**Given instruction:**
Transcribe every entry word for word. Skip the pictures.

BEGIN

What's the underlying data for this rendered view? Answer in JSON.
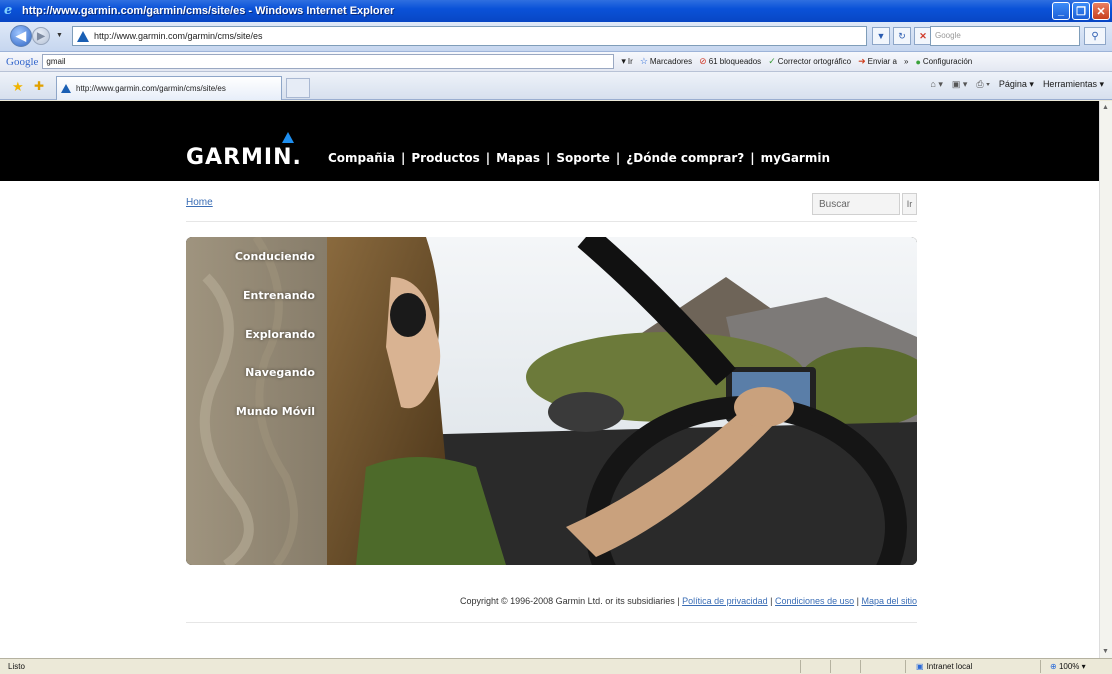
{
  "window": {
    "title": "http://www.garmin.com/garmin/cms/site/es - Windows Internet Explorer"
  },
  "address_bar": {
    "url": "http://www.garmin.com/garmin/cms/site/es",
    "search_placeholder": "Google"
  },
  "google_toolbar": {
    "logo": "Google",
    "search_value": "gmail",
    "go_label": "Ir",
    "bookmarks_label": "Marcadores",
    "blocked_label": "61 bloqueados",
    "spellcheck_label": "Corrector ortográfico",
    "send_label": "Enviar a",
    "more_label": "»",
    "settings_label": "Configuración"
  },
  "tabs": [
    {
      "label": "http://www.garmin.com/garmin/cms/site/es"
    }
  ],
  "command_bar": {
    "page_label": "Página",
    "tools_label": "Herramientas"
  },
  "page": {
    "logo": "GARMIN.",
    "nav": [
      "Compañia",
      "Productos",
      "Mapas",
      "Soporte",
      "¿Dónde comprar?",
      "myGarmin"
    ],
    "nav_separator": "|",
    "breadcrumb": "Home",
    "search_placeholder": "Buscar",
    "search_button": "Ir",
    "hero_menu": [
      "Conduciendo",
      "Entrenando",
      "Explorando",
      "Navegando",
      "Mundo Móvil"
    ],
    "footer": {
      "copyright": "Copyright © 1996-2008 Garmin Ltd. or its subsidiaries",
      "separator": "|",
      "links": [
        "Política de privacidad",
        "Condiciones de uso",
        "Mapa del sitio"
      ]
    }
  },
  "status_bar": {
    "status": "Listo",
    "zone": "Intranet local",
    "zoom": "100%"
  },
  "colors": {
    "header_bg": "#000000",
    "link": "#3a6db5",
    "logo_triangle": "#1e8ff0"
  }
}
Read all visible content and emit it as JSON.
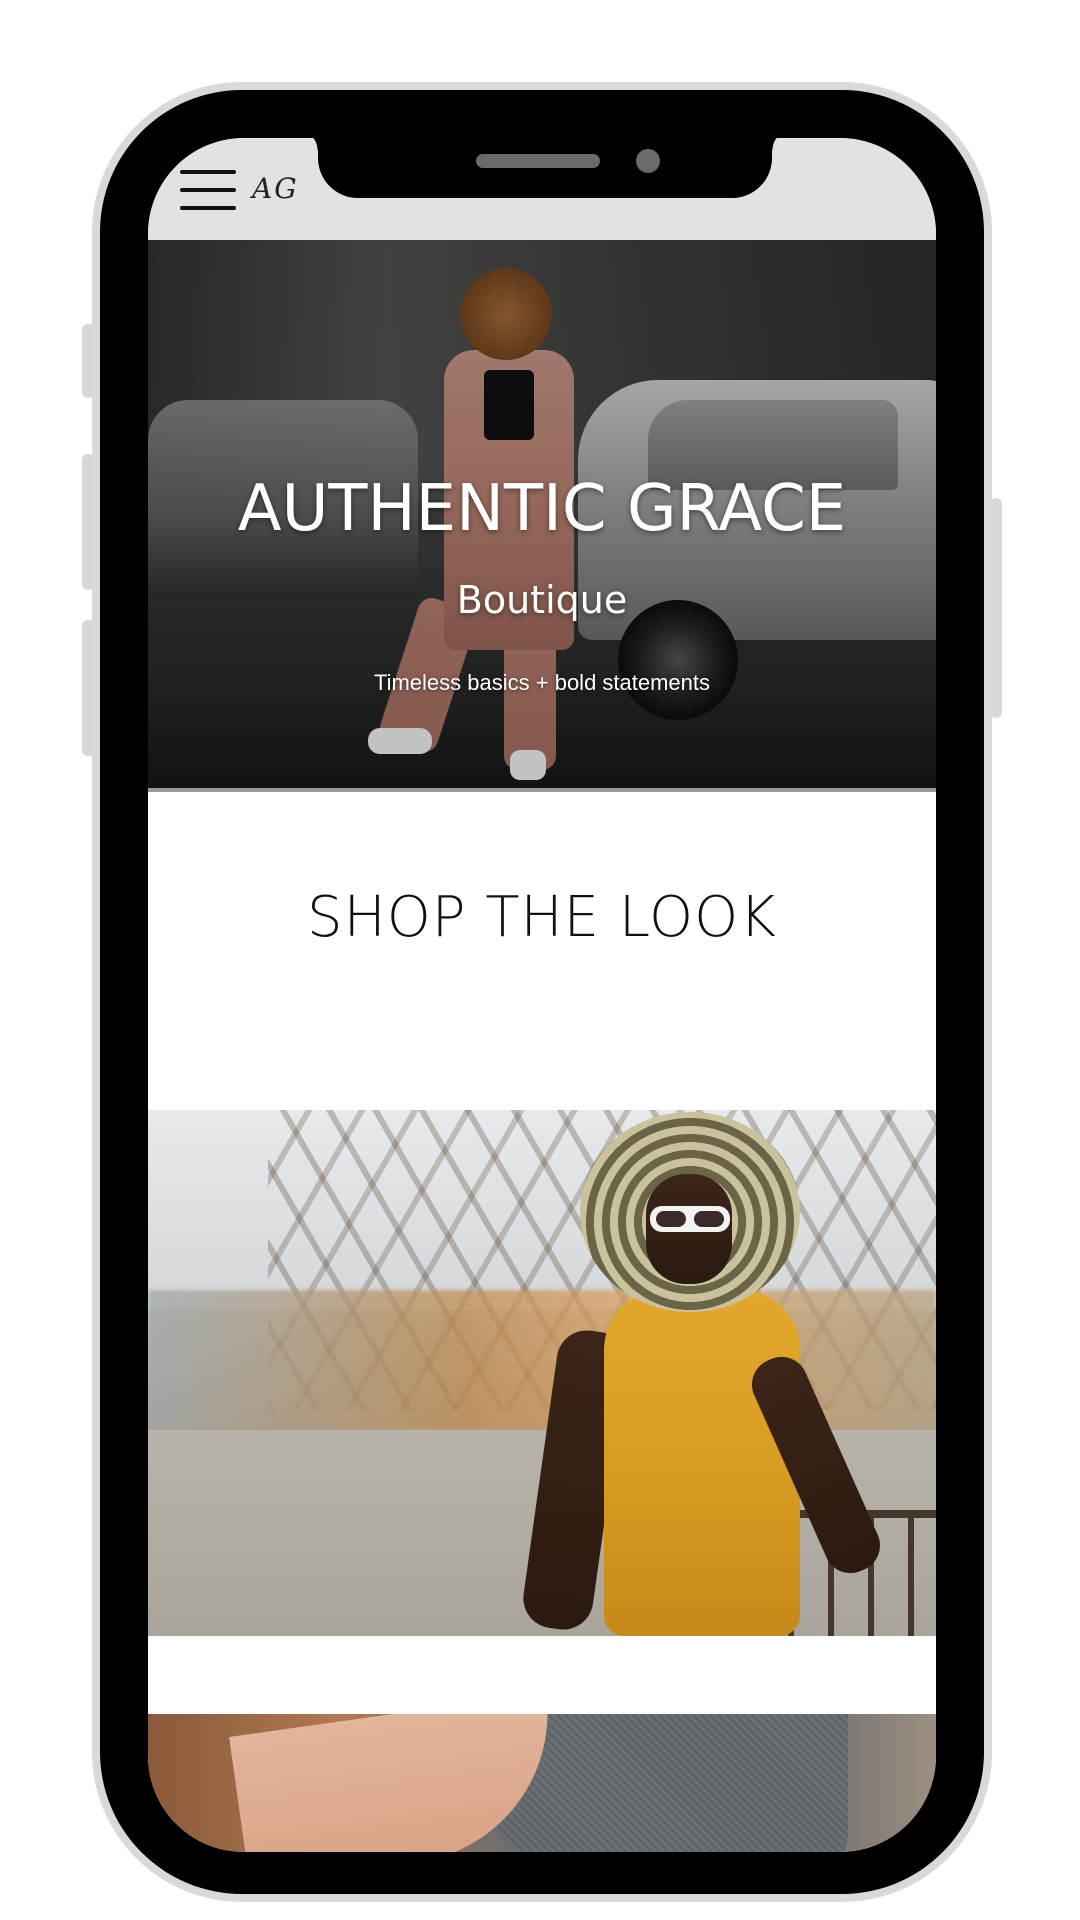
{
  "header": {
    "logo_text": "AG",
    "menu_icon": "hamburger-menu-icon"
  },
  "hero": {
    "title": "AUTHENTIC GRACE",
    "subtitle": "Boutique",
    "tagline": "Timeless basics + bold statements"
  },
  "section": {
    "title": "SHOP THE LOOK"
  },
  "colors": {
    "topbar_bg": "#e2e2e2",
    "phone_frame": "#000000",
    "phone_outer": "#d9d9d9",
    "text_dark": "#111111",
    "hero_text": "#ffffff"
  }
}
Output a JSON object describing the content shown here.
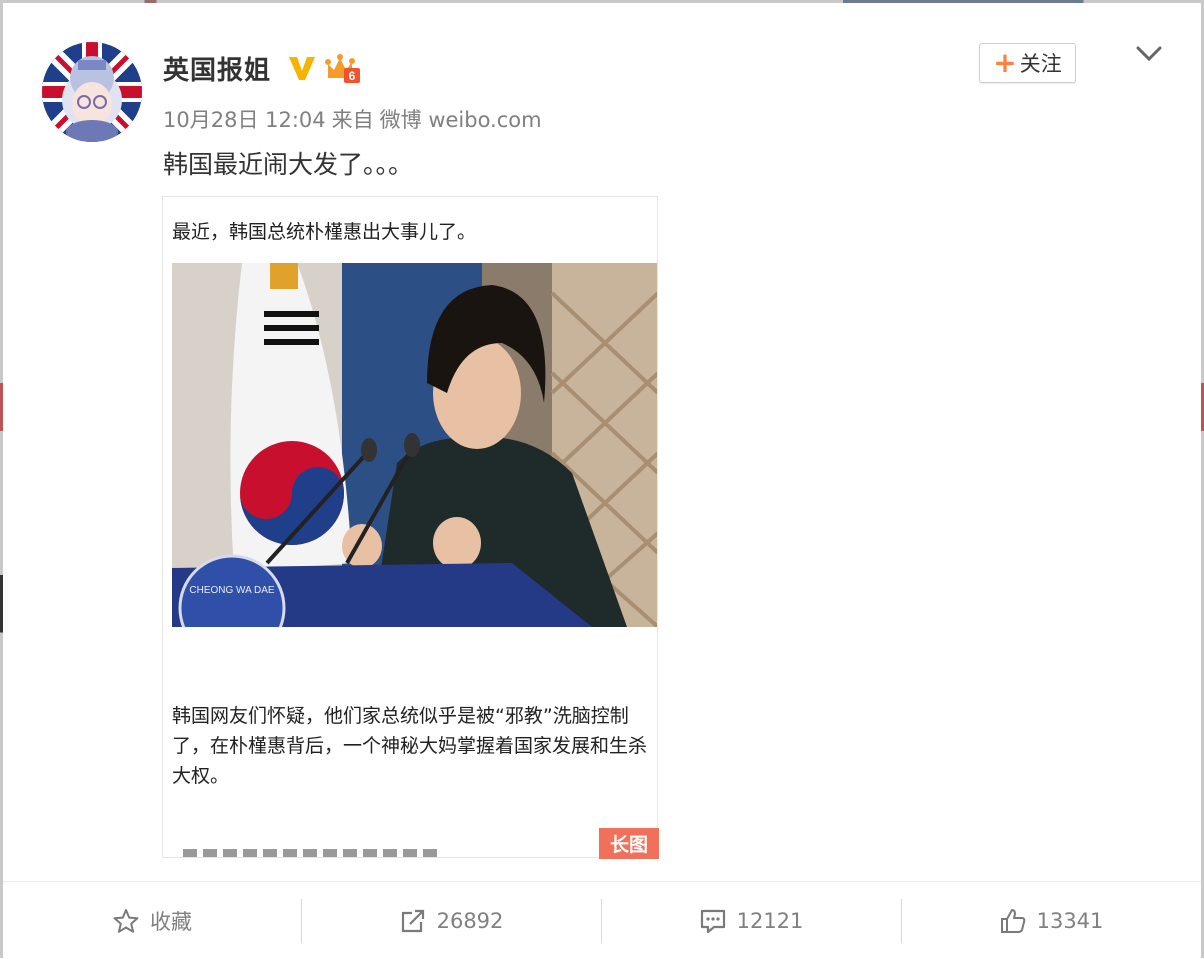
{
  "post": {
    "username": "英国报姐",
    "date": "10月28日 12:04",
    "source_prefix": "来自",
    "source": "微博 weibo.com",
    "text": "韩国最近闹大发了。。。",
    "follow_label": "关注",
    "follow_icon": "plus-icon",
    "badges": [
      "verified-v-icon",
      "vip-crown-icon"
    ],
    "badge_level": "6"
  },
  "long_image": {
    "intro": "最近，韩国总统朴槿惠出大事儿了。",
    "paragraph": "韩国网友们怀疑，他们家总统似乎是被“邪教”洗脑控制了，在朴槿惠背后，一个神秘大妈掌握着国家发展和生杀大权。",
    "badge": "长图",
    "photo_text": "CHEONG WA DAE"
  },
  "actions": {
    "favorite": {
      "label": "收藏",
      "icon": "star-icon"
    },
    "repost": {
      "count": "26892",
      "icon": "share-icon"
    },
    "comment": {
      "count": "12121",
      "icon": "comment-icon"
    },
    "like": {
      "count": "13341",
      "icon": "thumbs-up-icon"
    }
  },
  "colors": {
    "accent": "#ff8140",
    "long_badge": "#f0705b",
    "meta_text": "#808080"
  }
}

END

**Result of the task:**
What's the underlying data for this rendered view? Answer in JSON.
{
  "window": {
    "title": "http://www.garmin.com/garmin/cms/site/es - Windows Internet Explorer"
  },
  "address_bar": {
    "url": "http://www.garmin.com/garmin/cms/site/es",
    "search_placeholder": "Google"
  },
  "google_toolbar": {
    "logo": "Google",
    "search_value": "gmail",
    "go_label": "Ir",
    "bookmarks_label": "Marcadores",
    "blocked_label": "61 bloqueados",
    "spellcheck_label": "Corrector ortográfico",
    "send_label": "Enviar a",
    "more_label": "»",
    "settings_label": "Configuración"
  },
  "tabs": [
    {
      "label": "http://www.garmin.com/garmin/cms/site/es"
    }
  ],
  "command_bar": {
    "page_label": "Página",
    "tools_label": "Herramientas"
  },
  "page": {
    "logo": "GARMIN.",
    "nav": [
      "Compañia",
      "Productos",
      "Mapas",
      "Soporte",
      "¿Dónde comprar?",
      "myGarmin"
    ],
    "nav_separator": "|",
    "breadcrumb": "Home",
    "search_placeholder": "Buscar",
    "search_button": "Ir",
    "hero_menu": [
      "Conduciendo",
      "Entrenando",
      "Explorando",
      "Navegando",
      "Mundo Móvil"
    ],
    "footer": {
      "copyright": "Copyright © 1996-2008 Garmin Ltd. or its subsidiaries",
      "separator": "|",
      "links": [
        "Política de privacidad",
        "Condiciones de uso",
        "Mapa del sitio"
      ]
    }
  },
  "status_bar": {
    "status": "Listo",
    "zone": "Intranet local",
    "zoom": "100%"
  },
  "colors": {
    "header_bg": "#000000",
    "link": "#3a6db5",
    "logo_triangle": "#1e8ff0"
  }
}
Read all visible content and emit it as JSON.
{
  "header": {
    "logo_text": "AG",
    "menu_icon": "hamburger-menu-icon"
  },
  "hero": {
    "title": "AUTHENTIC GRACE",
    "subtitle": "Boutique",
    "tagline": "Timeless basics + bold statements"
  },
  "section": {
    "title": "SHOP THE LOOK"
  },
  "colors": {
    "topbar_bg": "#e2e2e2",
    "phone_frame": "#000000",
    "phone_outer": "#d9d9d9",
    "text_dark": "#111111",
    "hero_text": "#ffffff"
  }
}
Output a JSON object describing the content shown here.
{
  "post": {
    "username": "英国报姐",
    "date": "10月28日 12:04",
    "source_prefix": "来自",
    "source": "微博 weibo.com",
    "text": "韩国最近闹大发了。。。",
    "follow_label": "关注",
    "follow_icon": "plus-icon",
    "badges": [
      "verified-v-icon",
      "vip-crown-icon"
    ],
    "badge_level": "6"
  },
  "long_image": {
    "intro": "最近，韩国总统朴槿惠出大事儿了。",
    "paragraph": "韩国网友们怀疑，他们家总统似乎是被“邪教”洗脑控制了，在朴槿惠背后，一个神秘大妈掌握着国家发展和生杀大权。",
    "badge": "长图",
    "photo_text": "CHEONG WA DAE"
  },
  "actions": {
    "favorite": {
      "label": "收藏",
      "icon": "star-icon"
    },
    "repost": {
      "count": "26892",
      "icon": "share-icon"
    },
    "comment": {
      "count": "12121",
      "icon": "comment-icon"
    },
    "like": {
      "count": "13341",
      "icon": "thumbs-up-icon"
    }
  },
  "colors": {
    "accent": "#ff8140",
    "long_badge": "#f0705b",
    "meta_text": "#808080"
  }
}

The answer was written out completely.